# Records provided start

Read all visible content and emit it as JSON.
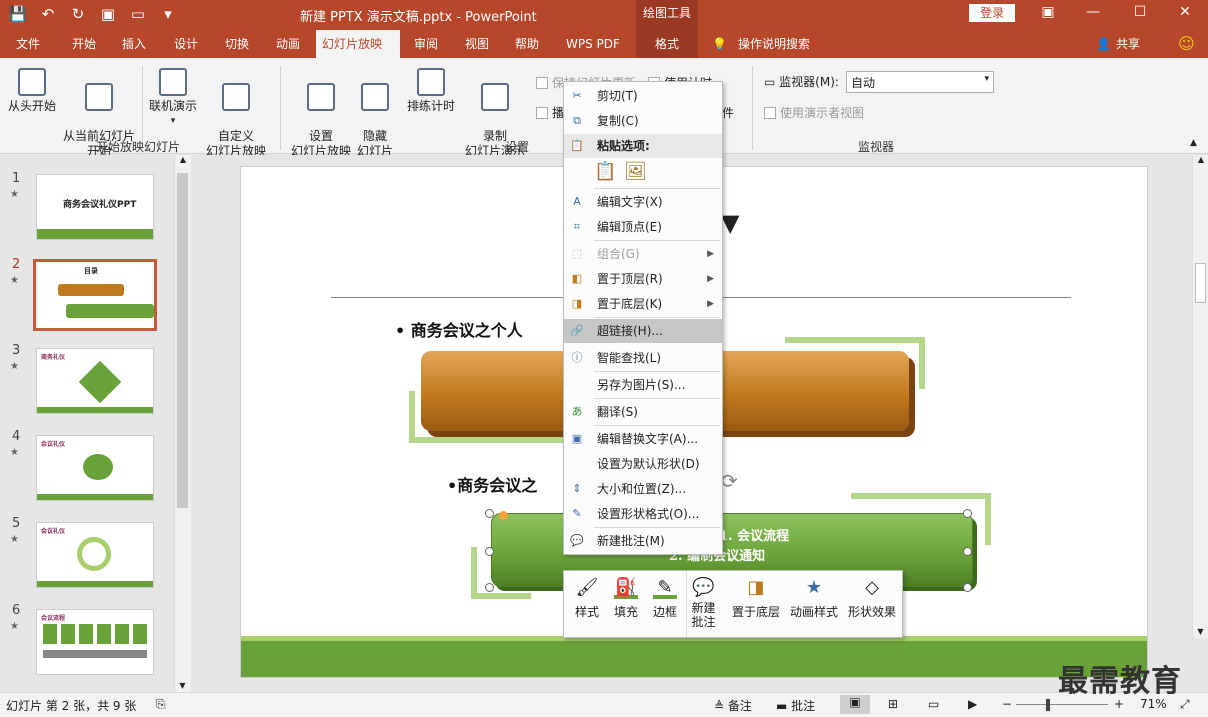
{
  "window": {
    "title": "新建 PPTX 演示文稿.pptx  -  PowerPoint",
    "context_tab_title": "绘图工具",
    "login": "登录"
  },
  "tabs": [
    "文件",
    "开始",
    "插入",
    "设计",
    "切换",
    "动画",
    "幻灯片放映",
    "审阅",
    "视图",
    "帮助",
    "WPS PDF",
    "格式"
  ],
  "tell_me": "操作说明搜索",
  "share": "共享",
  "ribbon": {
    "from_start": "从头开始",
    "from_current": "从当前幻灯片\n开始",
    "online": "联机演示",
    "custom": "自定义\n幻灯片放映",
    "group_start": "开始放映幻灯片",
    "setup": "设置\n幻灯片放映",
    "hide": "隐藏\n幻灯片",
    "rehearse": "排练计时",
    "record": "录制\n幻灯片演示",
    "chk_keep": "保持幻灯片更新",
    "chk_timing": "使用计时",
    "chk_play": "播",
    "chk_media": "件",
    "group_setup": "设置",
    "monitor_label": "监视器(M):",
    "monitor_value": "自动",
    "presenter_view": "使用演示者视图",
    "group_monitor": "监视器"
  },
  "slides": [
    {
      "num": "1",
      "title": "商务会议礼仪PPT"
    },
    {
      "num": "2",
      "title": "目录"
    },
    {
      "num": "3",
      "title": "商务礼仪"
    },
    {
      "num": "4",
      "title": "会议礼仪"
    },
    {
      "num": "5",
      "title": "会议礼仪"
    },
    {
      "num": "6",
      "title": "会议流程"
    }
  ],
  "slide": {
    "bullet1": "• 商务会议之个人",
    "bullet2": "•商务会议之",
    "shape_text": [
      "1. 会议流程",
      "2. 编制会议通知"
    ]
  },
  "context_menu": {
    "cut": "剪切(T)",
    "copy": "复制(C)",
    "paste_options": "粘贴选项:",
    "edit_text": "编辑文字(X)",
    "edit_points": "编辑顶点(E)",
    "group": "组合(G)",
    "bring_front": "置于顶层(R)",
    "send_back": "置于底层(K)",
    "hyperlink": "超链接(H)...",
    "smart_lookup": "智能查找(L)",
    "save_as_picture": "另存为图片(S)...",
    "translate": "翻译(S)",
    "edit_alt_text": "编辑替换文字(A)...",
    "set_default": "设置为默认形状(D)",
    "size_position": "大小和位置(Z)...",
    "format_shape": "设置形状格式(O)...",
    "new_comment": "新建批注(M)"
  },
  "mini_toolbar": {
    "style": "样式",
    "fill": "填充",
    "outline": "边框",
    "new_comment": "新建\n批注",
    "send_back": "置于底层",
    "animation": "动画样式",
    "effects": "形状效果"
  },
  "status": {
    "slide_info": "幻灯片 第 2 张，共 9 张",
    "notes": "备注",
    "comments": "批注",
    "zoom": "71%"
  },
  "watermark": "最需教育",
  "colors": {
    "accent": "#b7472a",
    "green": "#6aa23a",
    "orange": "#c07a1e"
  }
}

# Records provided end

> Set exercise
Every line of text is to be repeated exactly; pictures are left out.

> Full solution
Read all visible content and emit it as JSON.
{
  "window": {
    "title": "新建 PPTX 演示文稿.pptx  -  PowerPoint",
    "context_tab_title": "绘图工具",
    "login": "登录"
  },
  "tabs": [
    "文件",
    "开始",
    "插入",
    "设计",
    "切换",
    "动画",
    "幻灯片放映",
    "审阅",
    "视图",
    "帮助",
    "WPS PDF",
    "格式"
  ],
  "tell_me": "操作说明搜索",
  "share": "共享",
  "ribbon": {
    "from_start": "从头开始",
    "from_current": "从当前幻灯片\n开始",
    "online": "联机演示",
    "custom": "自定义\n幻灯片放映",
    "group_start": "开始放映幻灯片",
    "setup": "设置\n幻灯片放映",
    "hide": "隐藏\n幻灯片",
    "rehearse": "排练计时",
    "record": "录制\n幻灯片演示",
    "chk_keep": "保持幻灯片更新",
    "chk_timing": "使用计时",
    "chk_play": "播",
    "chk_media": "件",
    "group_setup": "设置",
    "monitor_label": "监视器(M):",
    "monitor_value": "自动",
    "presenter_view": "使用演示者视图",
    "group_monitor": "监视器"
  },
  "slides": [
    {
      "num": "1",
      "title": "商务会议礼仪PPT"
    },
    {
      "num": "2",
      "title": "目录"
    },
    {
      "num": "3",
      "title": "商务礼仪"
    },
    {
      "num": "4",
      "title": "会议礼仪"
    },
    {
      "num": "5",
      "title": "会议礼仪"
    },
    {
      "num": "6",
      "title": "会议流程"
    }
  ],
  "slide": {
    "bullet1": "• 商务会议之个人",
    "bullet2": "•商务会议之",
    "shape_text": [
      "1. 会议流程",
      "2. 编制会议通知"
    ]
  },
  "context_menu": {
    "cut": "剪切(T)",
    "copy": "复制(C)",
    "paste_options": "粘贴选项:",
    "edit_text": "编辑文字(X)",
    "edit_points": "编辑顶点(E)",
    "group": "组合(G)",
    "bring_front": "置于顶层(R)",
    "send_back": "置于底层(K)",
    "hyperlink": "超链接(H)...",
    "smart_lookup": "智能查找(L)",
    "save_as_picture": "另存为图片(S)...",
    "translate": "翻译(S)",
    "edit_alt_text": "编辑替换文字(A)...",
    "set_default": "设置为默认形状(D)",
    "size_position": "大小和位置(Z)...",
    "format_shape": "设置形状格式(O)...",
    "new_comment": "新建批注(M)"
  },
  "mini_toolbar": {
    "style": "样式",
    "fill": "填充",
    "outline": "边框",
    "new_comment": "新建\n批注",
    "send_back": "置于底层",
    "animation": "动画样式",
    "effects": "形状效果"
  },
  "status": {
    "slide_info": "幻灯片 第 2 张，共 9 张",
    "notes": "备注",
    "comments": "批注",
    "zoom": "71%"
  },
  "watermark": "最需教育",
  "colors": {
    "accent": "#b7472a",
    "green": "#6aa23a",
    "orange": "#c07a1e"
  }
}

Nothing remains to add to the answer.